— Begin Data shown —

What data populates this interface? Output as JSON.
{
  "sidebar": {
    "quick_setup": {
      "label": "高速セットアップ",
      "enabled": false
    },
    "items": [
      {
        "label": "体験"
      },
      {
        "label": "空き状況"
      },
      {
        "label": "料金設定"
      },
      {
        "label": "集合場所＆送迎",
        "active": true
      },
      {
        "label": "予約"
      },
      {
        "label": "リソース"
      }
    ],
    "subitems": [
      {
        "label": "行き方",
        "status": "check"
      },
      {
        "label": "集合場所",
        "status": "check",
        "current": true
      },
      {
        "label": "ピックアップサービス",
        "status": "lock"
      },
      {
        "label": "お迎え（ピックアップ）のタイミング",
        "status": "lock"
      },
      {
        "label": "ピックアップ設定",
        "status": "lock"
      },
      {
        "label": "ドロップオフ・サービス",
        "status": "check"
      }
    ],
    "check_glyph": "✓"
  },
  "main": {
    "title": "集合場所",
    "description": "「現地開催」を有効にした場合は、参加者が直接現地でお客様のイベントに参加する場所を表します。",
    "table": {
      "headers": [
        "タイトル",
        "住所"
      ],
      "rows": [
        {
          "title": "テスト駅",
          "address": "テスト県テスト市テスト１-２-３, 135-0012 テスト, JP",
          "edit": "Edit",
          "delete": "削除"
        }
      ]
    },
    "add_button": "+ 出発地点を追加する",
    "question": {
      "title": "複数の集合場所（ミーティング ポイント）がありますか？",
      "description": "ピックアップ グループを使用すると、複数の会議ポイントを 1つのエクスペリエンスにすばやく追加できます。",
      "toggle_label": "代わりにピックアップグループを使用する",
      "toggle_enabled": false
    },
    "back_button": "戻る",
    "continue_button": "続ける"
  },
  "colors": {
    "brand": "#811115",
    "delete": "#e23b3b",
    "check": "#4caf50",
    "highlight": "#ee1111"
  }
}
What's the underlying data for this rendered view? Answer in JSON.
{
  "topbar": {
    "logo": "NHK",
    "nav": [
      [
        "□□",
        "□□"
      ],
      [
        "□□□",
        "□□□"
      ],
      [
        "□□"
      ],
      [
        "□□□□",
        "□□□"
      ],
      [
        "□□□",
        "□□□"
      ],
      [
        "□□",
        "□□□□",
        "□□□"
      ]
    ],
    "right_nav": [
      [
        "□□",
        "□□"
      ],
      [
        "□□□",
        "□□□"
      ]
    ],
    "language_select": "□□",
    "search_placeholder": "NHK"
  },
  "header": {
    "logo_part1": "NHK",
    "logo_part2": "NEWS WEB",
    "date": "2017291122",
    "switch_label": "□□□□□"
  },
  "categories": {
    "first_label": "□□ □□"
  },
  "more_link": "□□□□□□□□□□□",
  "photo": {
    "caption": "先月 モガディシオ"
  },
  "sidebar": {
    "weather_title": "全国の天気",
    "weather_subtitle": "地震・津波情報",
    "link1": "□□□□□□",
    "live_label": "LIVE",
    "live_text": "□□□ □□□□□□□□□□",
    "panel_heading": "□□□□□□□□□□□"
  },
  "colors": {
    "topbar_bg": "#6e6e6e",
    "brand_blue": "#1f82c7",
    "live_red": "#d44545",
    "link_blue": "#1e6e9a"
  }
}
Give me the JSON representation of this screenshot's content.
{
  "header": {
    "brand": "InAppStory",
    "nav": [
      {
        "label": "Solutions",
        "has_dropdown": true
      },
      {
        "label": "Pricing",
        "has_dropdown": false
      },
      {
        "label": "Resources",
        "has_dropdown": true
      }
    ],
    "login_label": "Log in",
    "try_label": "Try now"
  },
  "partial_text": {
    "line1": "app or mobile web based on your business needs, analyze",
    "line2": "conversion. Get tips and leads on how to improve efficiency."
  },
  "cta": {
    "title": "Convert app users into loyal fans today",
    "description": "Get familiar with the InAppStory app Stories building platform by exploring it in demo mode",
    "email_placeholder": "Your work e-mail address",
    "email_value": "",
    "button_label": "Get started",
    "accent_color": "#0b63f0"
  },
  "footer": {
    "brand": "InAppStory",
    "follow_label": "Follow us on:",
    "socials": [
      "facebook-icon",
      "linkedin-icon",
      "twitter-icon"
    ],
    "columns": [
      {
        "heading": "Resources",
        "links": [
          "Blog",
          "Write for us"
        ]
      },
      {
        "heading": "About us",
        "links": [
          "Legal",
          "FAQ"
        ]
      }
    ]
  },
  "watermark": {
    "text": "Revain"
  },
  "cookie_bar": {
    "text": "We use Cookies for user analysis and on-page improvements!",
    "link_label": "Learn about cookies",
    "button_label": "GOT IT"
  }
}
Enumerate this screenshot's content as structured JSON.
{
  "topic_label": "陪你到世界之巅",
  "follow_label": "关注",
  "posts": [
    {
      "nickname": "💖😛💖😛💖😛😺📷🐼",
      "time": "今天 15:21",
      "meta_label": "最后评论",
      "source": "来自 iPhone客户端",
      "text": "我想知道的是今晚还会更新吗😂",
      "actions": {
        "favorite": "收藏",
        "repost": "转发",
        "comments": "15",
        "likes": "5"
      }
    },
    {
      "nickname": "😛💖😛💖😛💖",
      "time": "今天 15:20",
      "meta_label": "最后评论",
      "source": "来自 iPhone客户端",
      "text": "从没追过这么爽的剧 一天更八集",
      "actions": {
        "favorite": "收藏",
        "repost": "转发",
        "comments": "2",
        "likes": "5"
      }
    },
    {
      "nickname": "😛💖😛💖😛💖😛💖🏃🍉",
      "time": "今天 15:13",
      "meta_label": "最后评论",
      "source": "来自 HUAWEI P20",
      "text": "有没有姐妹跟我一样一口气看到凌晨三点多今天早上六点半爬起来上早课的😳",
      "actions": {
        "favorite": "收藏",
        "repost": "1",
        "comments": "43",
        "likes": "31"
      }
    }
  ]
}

— End Data shown —

■ **Work required**:
Extract, word for word, each line of the listing above.

■ **Final answer**:
What data populates this interface? Output as JSON.
{
  "sidebar": {
    "quick_setup": {
      "label": "高速セットアップ",
      "enabled": false
    },
    "items": [
      {
        "label": "体験"
      },
      {
        "label": "空き状況"
      },
      {
        "label": "料金設定"
      },
      {
        "label": "集合場所＆送迎",
        "active": true
      },
      {
        "label": "予約"
      },
      {
        "label": "リソース"
      }
    ],
    "subitems": [
      {
        "label": "行き方",
        "status": "check"
      },
      {
        "label": "集合場所",
        "status": "check",
        "current": true
      },
      {
        "label": "ピックアップサービス",
        "status": "lock"
      },
      {
        "label": "お迎え（ピックアップ）のタイミング",
        "status": "lock"
      },
      {
        "label": "ピックアップ設定",
        "status": "lock"
      },
      {
        "label": "ドロップオフ・サービス",
        "status": "check"
      }
    ],
    "check_glyph": "✓"
  },
  "main": {
    "title": "集合場所",
    "description": "「現地開催」を有効にした場合は、参加者が直接現地でお客様のイベントに参加する場所を表します。",
    "table": {
      "headers": [
        "タイトル",
        "住所"
      ],
      "rows": [
        {
          "title": "テスト駅",
          "address": "テスト県テスト市テスト１-２-３, 135-0012 テスト, JP",
          "edit": "Edit",
          "delete": "削除"
        }
      ]
    },
    "add_button": "+ 出発地点を追加する",
    "question": {
      "title": "複数の集合場所（ミーティング ポイント）がありますか？",
      "description": "ピックアップ グループを使用すると、複数の会議ポイントを 1つのエクスペリエンスにすばやく追加できます。",
      "toggle_label": "代わりにピックアップグループを使用する",
      "toggle_enabled": false
    },
    "back_button": "戻る",
    "continue_button": "続ける"
  },
  "colors": {
    "brand": "#811115",
    "delete": "#e23b3b",
    "check": "#4caf50",
    "highlight": "#ee1111"
  }
}
What's the underlying data for this rendered view? Answer in JSON.
{
  "topbar": {
    "logo": "NHK",
    "nav": [
      [
        "□□",
        "□□"
      ],
      [
        "□□□",
        "□□□"
      ],
      [
        "□□"
      ],
      [
        "□□□□",
        "□□□"
      ],
      [
        "□□□",
        "□□□"
      ],
      [
        "□□",
        "□□□□",
        "□□□"
      ]
    ],
    "right_nav": [
      [
        "□□",
        "□□"
      ],
      [
        "□□□",
        "□□□"
      ]
    ],
    "language_select": "□□",
    "search_placeholder": "NHK"
  },
  "header": {
    "logo_part1": "NHK",
    "logo_part2": "NEWS WEB",
    "date": "2017291122",
    "switch_label": "□□□□□"
  },
  "categories": {
    "first_label": "□□ □□"
  },
  "more_link": "□□□□□□□□□□□",
  "photo": {
    "caption": "先月 モガディシオ"
  },
  "sidebar": {
    "weather_title": "全国の天気",
    "weather_subtitle": "地震・津波情報",
    "link1": "□□□□□□",
    "live_label": "LIVE",
    "live_text": "□□□ □□□□□□□□□□",
    "panel_heading": "□□□□□□□□□□□"
  },
  "colors": {
    "topbar_bg": "#6e6e6e",
    "brand_blue": "#1f82c7",
    "live_red": "#d44545",
    "link_blue": "#1e6e9a"
  }
}
Give me the JSON representation of this screenshot's content.
{
  "header": {
    "brand": "InAppStory",
    "nav": [
      {
        "label": "Solutions",
        "has_dropdown": true
      },
      {
        "label": "Pricing",
        "has_dropdown": false
      },
      {
        "label": "Resources",
        "has_dropdown": true
      }
    ],
    "login_label": "Log in",
    "try_label": "Try now"
  },
  "partial_text": {
    "line1": "app or mobile web based on your business needs, analyze",
    "line2": "conversion. Get tips and leads on how to improve efficiency."
  },
  "cta": {
    "title": "Convert app users into loyal fans today",
    "description": "Get familiar with the InAppStory app Stories building platform by exploring it in demo mode",
    "email_placeholder": "Your work e-mail address",
    "email_value": "",
    "button_label": "Get started",
    "accent_color": "#0b63f0"
  },
  "footer": {
    "brand": "InAppStory",
    "follow_label": "Follow us on:",
    "socials": [
      "facebook-icon",
      "linkedin-icon",
      "twitter-icon"
    ],
    "columns": [
      {
        "heading": "Resources",
        "links": [
          "Blog",
          "Write for us"
        ]
      },
      {
        "heading": "About us",
        "links": [
          "Legal",
          "FAQ"
        ]
      }
    ]
  },
  "watermark": {
    "text": "Revain"
  },
  "cookie_bar": {
    "text": "We use Cookies for user analysis and on-page improvements!",
    "link_label": "Learn about cookies",
    "button_label": "GOT IT"
  }
}
Enumerate this screenshot's content as structured JSON.
{
  "topic_label": "陪你到世界之巅",
  "follow_label": "关注",
  "posts": [
    {
      "nickname": "💖😛💖😛💖😛😺📷🐼",
      "time": "今天 15:21",
      "meta_label": "最后评论",
      "source": "来自 iPhone客户端",
      "text": "我想知道的是今晚还会更新吗😂",
      "actions": {
        "favorite": "收藏",
        "repost": "转发",
        "comments": "15",
        "likes": "5"
      }
    },
    {
      "nickname": "😛💖😛💖😛💖",
      "time": "今天 15:20",
      "meta_label": "最后评论",
      "source": "来自 iPhone客户端",
      "text": "从没追过这么爽的剧 一天更八集",
      "actions": {
        "favorite": "收藏",
        "repost": "转发",
        "comments": "2",
        "likes": "5"
      }
    },
    {
      "nickname": "😛💖😛💖😛💖😛💖🏃🍉",
      "time": "今天 15:13",
      "meta_label": "最后评论",
      "source": "来自 HUAWEI P20",
      "text": "有没有姐妹跟我一样一口气看到凌晨三点多今天早上六点半爬起来上早课的😳",
      "actions": {
        "favorite": "收藏",
        "repost": "1",
        "comments": "43",
        "likes": "31"
      }
    }
  ]
}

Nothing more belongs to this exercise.